Task to carry out:
Copy out the complete listing, word for word.

.....

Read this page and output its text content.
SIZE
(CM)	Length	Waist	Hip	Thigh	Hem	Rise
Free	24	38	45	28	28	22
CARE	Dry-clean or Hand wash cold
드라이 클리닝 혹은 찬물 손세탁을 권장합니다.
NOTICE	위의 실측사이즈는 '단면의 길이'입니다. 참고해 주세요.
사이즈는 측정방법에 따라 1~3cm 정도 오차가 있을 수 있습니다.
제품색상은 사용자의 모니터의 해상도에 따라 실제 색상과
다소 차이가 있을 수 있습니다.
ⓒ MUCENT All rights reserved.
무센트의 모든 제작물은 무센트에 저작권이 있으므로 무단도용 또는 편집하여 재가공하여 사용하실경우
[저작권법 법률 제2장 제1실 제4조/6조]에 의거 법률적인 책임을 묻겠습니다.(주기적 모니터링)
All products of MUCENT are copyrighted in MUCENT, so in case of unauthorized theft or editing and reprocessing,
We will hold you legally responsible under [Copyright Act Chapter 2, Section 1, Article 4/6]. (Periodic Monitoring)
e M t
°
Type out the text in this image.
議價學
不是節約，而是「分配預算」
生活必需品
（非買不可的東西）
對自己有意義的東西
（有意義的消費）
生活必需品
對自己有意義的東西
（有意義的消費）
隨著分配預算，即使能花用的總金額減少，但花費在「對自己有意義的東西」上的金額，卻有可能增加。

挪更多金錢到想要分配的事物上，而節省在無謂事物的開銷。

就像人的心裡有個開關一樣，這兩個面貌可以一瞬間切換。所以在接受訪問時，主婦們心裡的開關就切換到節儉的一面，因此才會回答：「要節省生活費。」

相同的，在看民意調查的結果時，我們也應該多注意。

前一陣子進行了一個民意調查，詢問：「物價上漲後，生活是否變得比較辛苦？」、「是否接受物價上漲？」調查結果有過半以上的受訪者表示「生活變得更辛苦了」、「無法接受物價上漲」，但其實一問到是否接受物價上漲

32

.....

Exercise result:
Read this page and output its text content.
SIZE
(CM)	Length	Waist	Hip	Thigh	Hem	Rise
Free	24	38	45	28	28	22
CARE	Dry-clean or Hand wash cold
드라이 클리닝 혹은 찬물 손세탁을 권장합니다.
NOTICE	위의 실측사이즈는 '단면의 길이'입니다. 참고해 주세요.
사이즈는 측정방법에 따라 1~3cm 정도 오차가 있을 수 있습니다.
제품색상은 사용자의 모니터의 해상도에 따라 실제 색상과
다소 차이가 있을 수 있습니다.
ⓒ MUCENT All rights reserved.
무센트의 모든 제작물은 무센트에 저작권이 있으므로 무단도용 또는 편집하여 재가공하여 사용하실경우
[저작권법 법률 제2장 제1실 제4조/6조]에 의거 법률적인 책임을 묻겠습니다.(주기적 모니터링)
All products of MUCENT are copyrighted in MUCENT, so in case of unauthorized theft or editing and reprocessing,
We will hold you legally responsible under [Copyright Act Chapter 2, Section 1, Article 4/6]. (Periodic Monitoring)
e M t
°
Type out the text in this image.
議價學
不是節約，而是「分配預算」
生活必需品
（非買不可的東西）
對自己有意義的東西
（有意義的消費）
生活必需品
對自己有意義的東西
（有意義的消費）
隨著分配預算，即使能花用的總金額減少，但花費在「對自己有意義的東西」上的金額，卻有可能增加。

挪更多金錢到想要分配的事物上，而節省在無謂事物的開銷。

就像人的心裡有個開關一樣，這兩個面貌可以一瞬間切換。所以在接受訪問時，主婦們心裡的開關就切換到節儉的一面，因此才會回答：「要節省生活費。」

相同的，在看民意調查的結果時，我們也應該多注意。

前一陣子進行了一個民意調查，詢問：「物價上漲後，生活是否變得比較辛苦？」、「是否接受物價上漲？」調查結果有過半以上的受訪者表示「生活變得更辛苦了」、「無法接受物價上漲」，但其實一問到是否接受物價上漲

32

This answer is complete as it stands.